**Do this:**
Copy every line of the records below word for word, leaving out the pictures.

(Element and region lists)

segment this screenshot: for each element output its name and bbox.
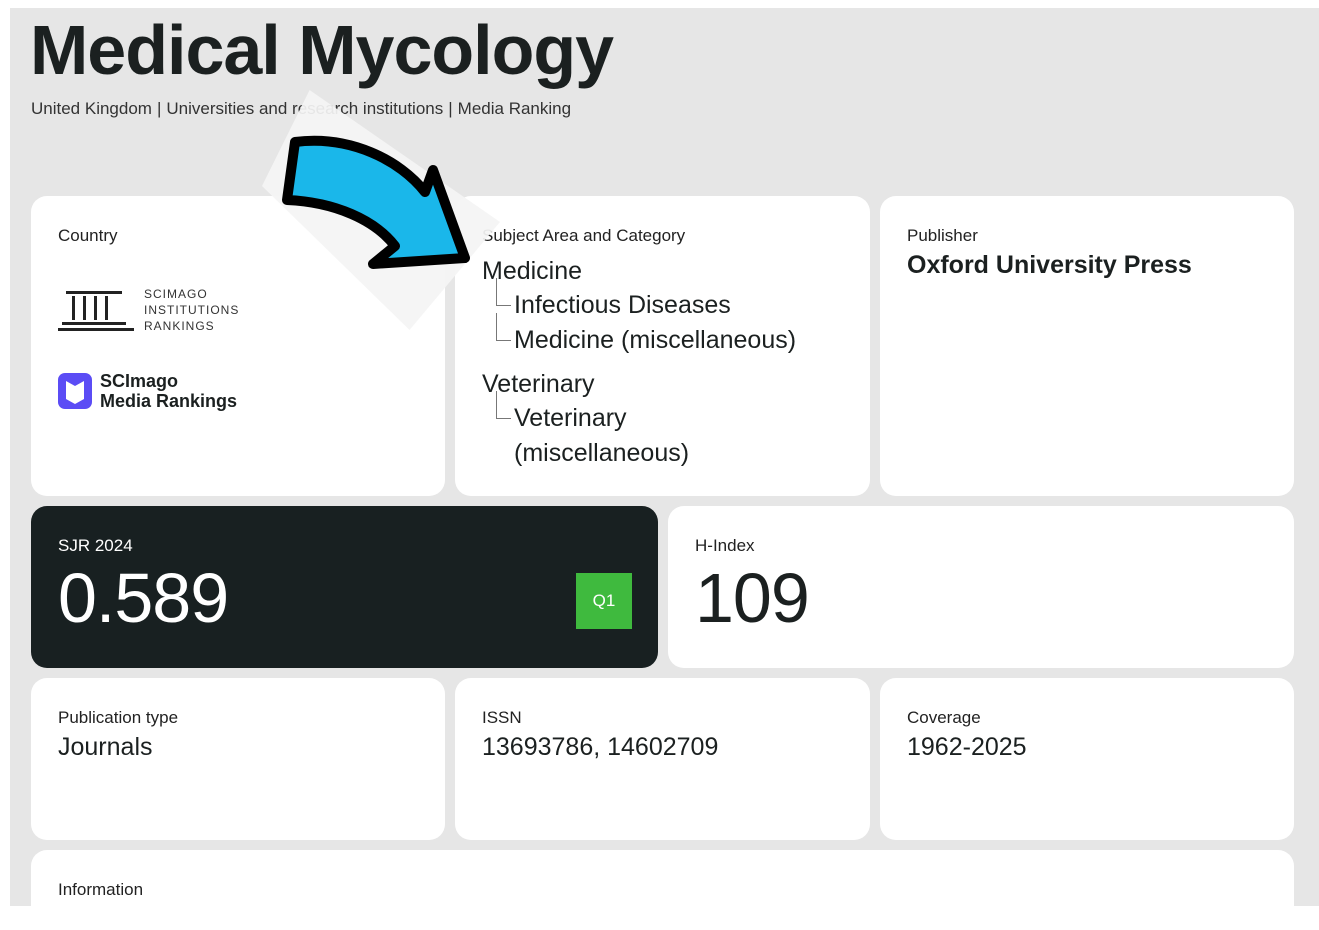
subject-tree: Medicine Infectious Diseases Medicine (m… — [482, 254, 796, 471]
category-medicine-miscellaneous[interactable]: Medicine (miscellaneous) — [495, 313, 796, 358]
issn-value: 13693786, 14602709 — [482, 733, 719, 761]
information-card: Information — [31, 850, 1294, 930]
publication-type-value: Journals — [58, 733, 153, 761]
coverage-label: Coverage — [907, 708, 981, 727]
publication-type-card: Publication type Journals — [31, 678, 445, 840]
scimago-media-rankings-logo[interactable]: SCImago Media Rankings — [58, 371, 237, 411]
sjr-value: 0.589 — [58, 559, 229, 637]
institutions-rankings-icon — [58, 291, 134, 331]
publisher-label: Publisher — [907, 226, 978, 245]
sjr-label: SJR 2024 — [58, 536, 133, 555]
country-link[interactable]: United Kingdom — [31, 99, 152, 118]
publication-type-label: Publication type — [58, 708, 179, 727]
issn-card: ISSN 13693786, 14602709 — [455, 678, 870, 840]
coverage-card: Coverage 1962-2025 — [880, 678, 1294, 840]
subject-area-card: Subject Area and Category Medicine Infec… — [455, 196, 870, 496]
media-ranking-link[interactable]: Media Ranking — [458, 99, 571, 118]
information-label: Information — [58, 880, 144, 899]
coverage-value: 1962-2025 — [907, 733, 1027, 761]
issn-label: ISSN — [482, 708, 522, 727]
category-veterinary-miscellaneous[interactable]: Veterinary (miscellaneous) — [496, 391, 754, 471]
h-index-value: 109 — [695, 559, 810, 637]
publisher-value[interactable]: Oxford University Press — [907, 251, 1192, 280]
subject-area-medicine[interactable]: Medicine — [482, 254, 796, 288]
category-infectious-diseases[interactable]: Infectious Diseases — [495, 278, 796, 323]
h-index-card: H-Index 109 — [668, 506, 1294, 668]
country-label: Country — [58, 226, 118, 245]
scimago-institutions-rankings-logo[interactable]: SCIMAGO INSTITUTIONS RANKINGS — [58, 286, 239, 334]
h-index-label: H-Index — [695, 536, 755, 555]
page-title: Medical Mycology — [30, 11, 614, 89]
arrow-icon — [282, 135, 470, 269]
subject-area-label: Subject Area and Category — [482, 226, 686, 245]
quartile-badge: Q1 — [576, 573, 632, 629]
sjr-card: SJR 2024 0.589 Q1 — [31, 506, 658, 668]
publisher-card: Publisher Oxford University Press — [880, 196, 1294, 496]
bookmark-icon — [58, 373, 92, 409]
subject-area-veterinary[interactable]: Veterinary — [482, 367, 796, 401]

**Full answer:**
segment this screenshot: for each element output its name and bbox.
subject-tree: Medicine Infectious Diseases Medicine (m… — [482, 254, 796, 471]
category-medicine-miscellaneous[interactable]: Medicine (miscellaneous) — [495, 313, 796, 358]
issn-value: 13693786, 14602709 — [482, 733, 719, 761]
information-card: Information — [31, 850, 1294, 930]
publication-type-value: Journals — [58, 733, 153, 761]
coverage-label: Coverage — [907, 708, 981, 727]
publication-type-card: Publication type Journals — [31, 678, 445, 840]
scimago-media-rankings-logo[interactable]: SCImago Media Rankings — [58, 371, 237, 411]
sjr-value: 0.589 — [58, 559, 229, 637]
institutions-rankings-icon — [58, 291, 134, 331]
publisher-label: Publisher — [907, 226, 978, 245]
sjr-label: SJR 2024 — [58, 536, 133, 555]
country-link[interactable]: United Kingdom — [31, 99, 152, 118]
publication-type-label: Publication type — [58, 708, 179, 727]
issn-card: ISSN 13693786, 14602709 — [455, 678, 870, 840]
coverage-card: Coverage 1962-2025 — [880, 678, 1294, 840]
subject-area-card: Subject Area and Category Medicine Infec… — [455, 196, 870, 496]
media-ranking-link[interactable]: Media Ranking — [458, 99, 571, 118]
information-label: Information — [58, 880, 144, 899]
coverage-value: 1962-2025 — [907, 733, 1027, 761]
issn-label: ISSN — [482, 708, 522, 727]
category-veterinary-miscellaneous[interactable]: Veterinary (miscellaneous) — [496, 391, 754, 471]
h-index-value: 109 — [695, 559, 810, 637]
publisher-value[interactable]: Oxford University Press — [907, 251, 1192, 280]
subject-area-medicine[interactable]: Medicine — [482, 254, 796, 288]
category-infectious-diseases[interactable]: Infectious Diseases — [495, 278, 796, 323]
h-index-card: H-Index 109 — [668, 506, 1294, 668]
country-label: Country — [58, 226, 118, 245]
scimago-institutions-rankings-logo[interactable]: SCIMAGO INSTITUTIONS RANKINGS — [58, 286, 239, 334]
h-index-label: H-Index — [695, 536, 755, 555]
page-title: Medical Mycology — [30, 11, 614, 89]
arrow-icon — [282, 135, 470, 269]
subject-area-label: Subject Area and Category — [482, 226, 686, 245]
quartile-badge: Q1 — [576, 573, 632, 629]
sjr-card: SJR 2024 0.589 Q1 — [31, 506, 658, 668]
publisher-card: Publisher Oxford University Press — [880, 196, 1294, 496]
bookmark-icon — [58, 373, 92, 409]
subject-area-veterinary[interactable]: Veterinary — [482, 367, 796, 401]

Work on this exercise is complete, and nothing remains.